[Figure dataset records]
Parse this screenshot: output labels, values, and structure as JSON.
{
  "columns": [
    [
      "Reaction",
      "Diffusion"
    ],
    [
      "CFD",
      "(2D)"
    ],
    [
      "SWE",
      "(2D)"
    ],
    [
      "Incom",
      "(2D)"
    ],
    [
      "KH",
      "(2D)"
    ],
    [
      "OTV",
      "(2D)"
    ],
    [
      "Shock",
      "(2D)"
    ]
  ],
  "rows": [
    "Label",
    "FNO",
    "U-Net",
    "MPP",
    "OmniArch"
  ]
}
...
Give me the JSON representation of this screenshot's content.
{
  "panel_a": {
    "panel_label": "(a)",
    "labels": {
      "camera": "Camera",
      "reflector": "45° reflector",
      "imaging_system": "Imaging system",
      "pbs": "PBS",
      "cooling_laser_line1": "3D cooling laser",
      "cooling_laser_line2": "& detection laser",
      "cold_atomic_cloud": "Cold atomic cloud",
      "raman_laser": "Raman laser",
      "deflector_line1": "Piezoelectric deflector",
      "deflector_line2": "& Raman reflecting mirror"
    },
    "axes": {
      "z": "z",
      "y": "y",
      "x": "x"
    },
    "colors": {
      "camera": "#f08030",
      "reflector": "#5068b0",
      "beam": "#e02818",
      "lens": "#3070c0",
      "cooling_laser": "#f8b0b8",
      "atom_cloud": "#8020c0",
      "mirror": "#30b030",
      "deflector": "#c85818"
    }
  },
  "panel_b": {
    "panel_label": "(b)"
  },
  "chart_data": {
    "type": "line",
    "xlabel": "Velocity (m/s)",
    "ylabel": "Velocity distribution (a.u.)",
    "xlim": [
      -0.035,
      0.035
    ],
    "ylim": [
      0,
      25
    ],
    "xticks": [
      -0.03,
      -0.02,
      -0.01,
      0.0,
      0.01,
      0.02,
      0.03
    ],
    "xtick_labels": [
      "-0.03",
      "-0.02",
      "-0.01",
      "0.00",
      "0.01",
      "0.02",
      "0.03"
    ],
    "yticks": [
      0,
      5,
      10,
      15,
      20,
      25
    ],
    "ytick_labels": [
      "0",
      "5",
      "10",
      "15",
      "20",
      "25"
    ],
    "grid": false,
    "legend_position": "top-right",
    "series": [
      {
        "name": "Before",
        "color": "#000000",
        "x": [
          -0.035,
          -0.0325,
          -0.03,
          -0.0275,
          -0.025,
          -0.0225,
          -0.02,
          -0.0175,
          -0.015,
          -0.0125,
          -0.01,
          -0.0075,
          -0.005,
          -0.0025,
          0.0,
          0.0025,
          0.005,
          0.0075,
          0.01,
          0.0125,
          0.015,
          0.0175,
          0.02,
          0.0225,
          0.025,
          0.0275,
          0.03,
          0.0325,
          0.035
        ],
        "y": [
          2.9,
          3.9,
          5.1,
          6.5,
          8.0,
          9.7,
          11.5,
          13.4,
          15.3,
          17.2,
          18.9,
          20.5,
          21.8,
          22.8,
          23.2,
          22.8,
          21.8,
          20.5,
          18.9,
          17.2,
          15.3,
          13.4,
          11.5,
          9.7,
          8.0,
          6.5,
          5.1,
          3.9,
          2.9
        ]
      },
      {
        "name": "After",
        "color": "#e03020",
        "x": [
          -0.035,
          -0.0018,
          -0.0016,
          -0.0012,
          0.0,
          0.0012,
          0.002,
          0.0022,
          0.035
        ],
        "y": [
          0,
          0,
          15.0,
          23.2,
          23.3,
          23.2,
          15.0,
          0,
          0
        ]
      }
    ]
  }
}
* * *
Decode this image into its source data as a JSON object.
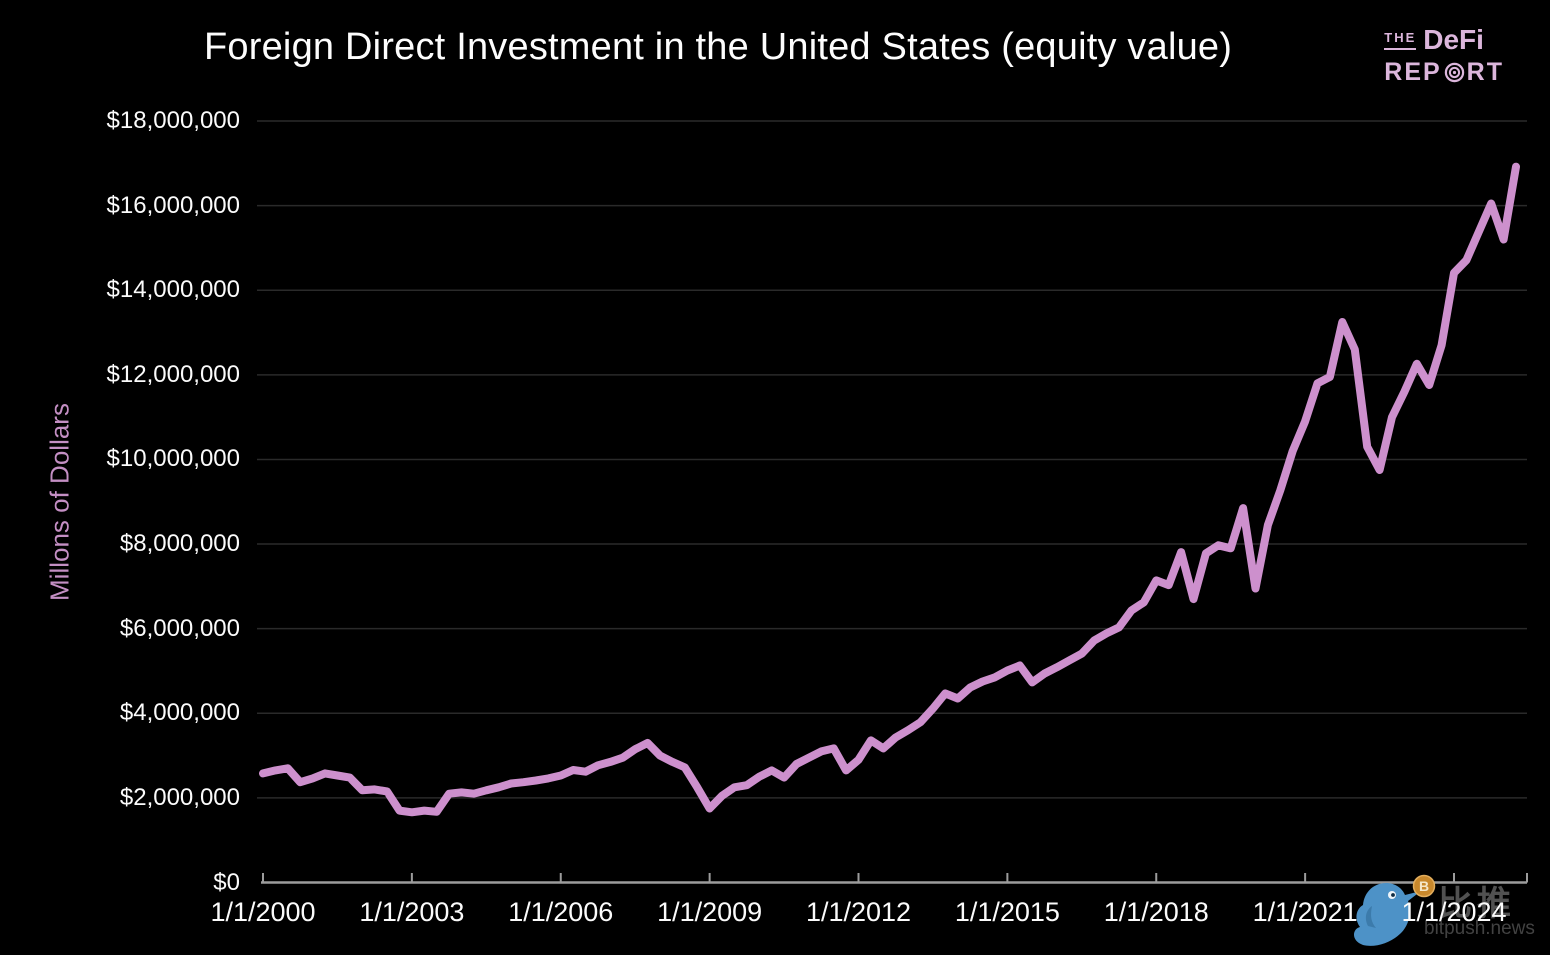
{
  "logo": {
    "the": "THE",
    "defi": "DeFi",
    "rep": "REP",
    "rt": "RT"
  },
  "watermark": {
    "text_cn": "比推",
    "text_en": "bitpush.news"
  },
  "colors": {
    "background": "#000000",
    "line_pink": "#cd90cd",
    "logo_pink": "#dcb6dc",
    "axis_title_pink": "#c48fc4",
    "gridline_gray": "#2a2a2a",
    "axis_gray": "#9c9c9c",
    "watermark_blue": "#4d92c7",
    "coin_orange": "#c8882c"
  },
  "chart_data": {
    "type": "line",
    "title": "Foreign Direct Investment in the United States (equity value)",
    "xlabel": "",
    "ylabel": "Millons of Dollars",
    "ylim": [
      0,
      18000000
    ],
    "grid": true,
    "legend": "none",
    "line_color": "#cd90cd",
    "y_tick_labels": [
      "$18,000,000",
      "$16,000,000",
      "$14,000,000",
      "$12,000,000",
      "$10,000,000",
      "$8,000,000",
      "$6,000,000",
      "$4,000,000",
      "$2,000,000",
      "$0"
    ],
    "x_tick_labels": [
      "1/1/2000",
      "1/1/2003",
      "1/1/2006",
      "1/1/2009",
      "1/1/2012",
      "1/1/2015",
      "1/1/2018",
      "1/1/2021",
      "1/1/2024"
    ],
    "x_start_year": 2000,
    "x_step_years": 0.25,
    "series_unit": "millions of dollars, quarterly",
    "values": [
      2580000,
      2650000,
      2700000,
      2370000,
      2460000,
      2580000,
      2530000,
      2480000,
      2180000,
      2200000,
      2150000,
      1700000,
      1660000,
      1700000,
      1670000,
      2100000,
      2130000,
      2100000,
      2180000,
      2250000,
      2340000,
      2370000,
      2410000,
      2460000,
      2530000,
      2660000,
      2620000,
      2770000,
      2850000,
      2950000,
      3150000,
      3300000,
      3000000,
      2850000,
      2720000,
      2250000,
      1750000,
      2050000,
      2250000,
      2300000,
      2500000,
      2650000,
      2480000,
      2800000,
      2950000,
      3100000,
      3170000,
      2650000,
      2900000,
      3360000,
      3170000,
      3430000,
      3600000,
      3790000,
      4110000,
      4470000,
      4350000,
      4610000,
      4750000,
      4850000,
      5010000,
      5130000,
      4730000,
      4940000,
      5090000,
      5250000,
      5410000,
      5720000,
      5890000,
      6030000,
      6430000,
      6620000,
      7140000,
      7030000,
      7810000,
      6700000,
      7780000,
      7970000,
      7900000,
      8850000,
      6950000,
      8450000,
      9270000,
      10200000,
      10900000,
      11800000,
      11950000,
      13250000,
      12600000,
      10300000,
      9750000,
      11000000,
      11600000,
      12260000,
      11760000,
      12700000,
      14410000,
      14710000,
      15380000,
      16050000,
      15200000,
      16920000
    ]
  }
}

-- SHORT PROBLEM --
Look for the word "Raman" in every line of the listing and copy the lines that have it.

-- TASK OUTPUT --
      "raman_laser": "Raman laser",
      "deflector_line2": "& Raman reflecting mirror"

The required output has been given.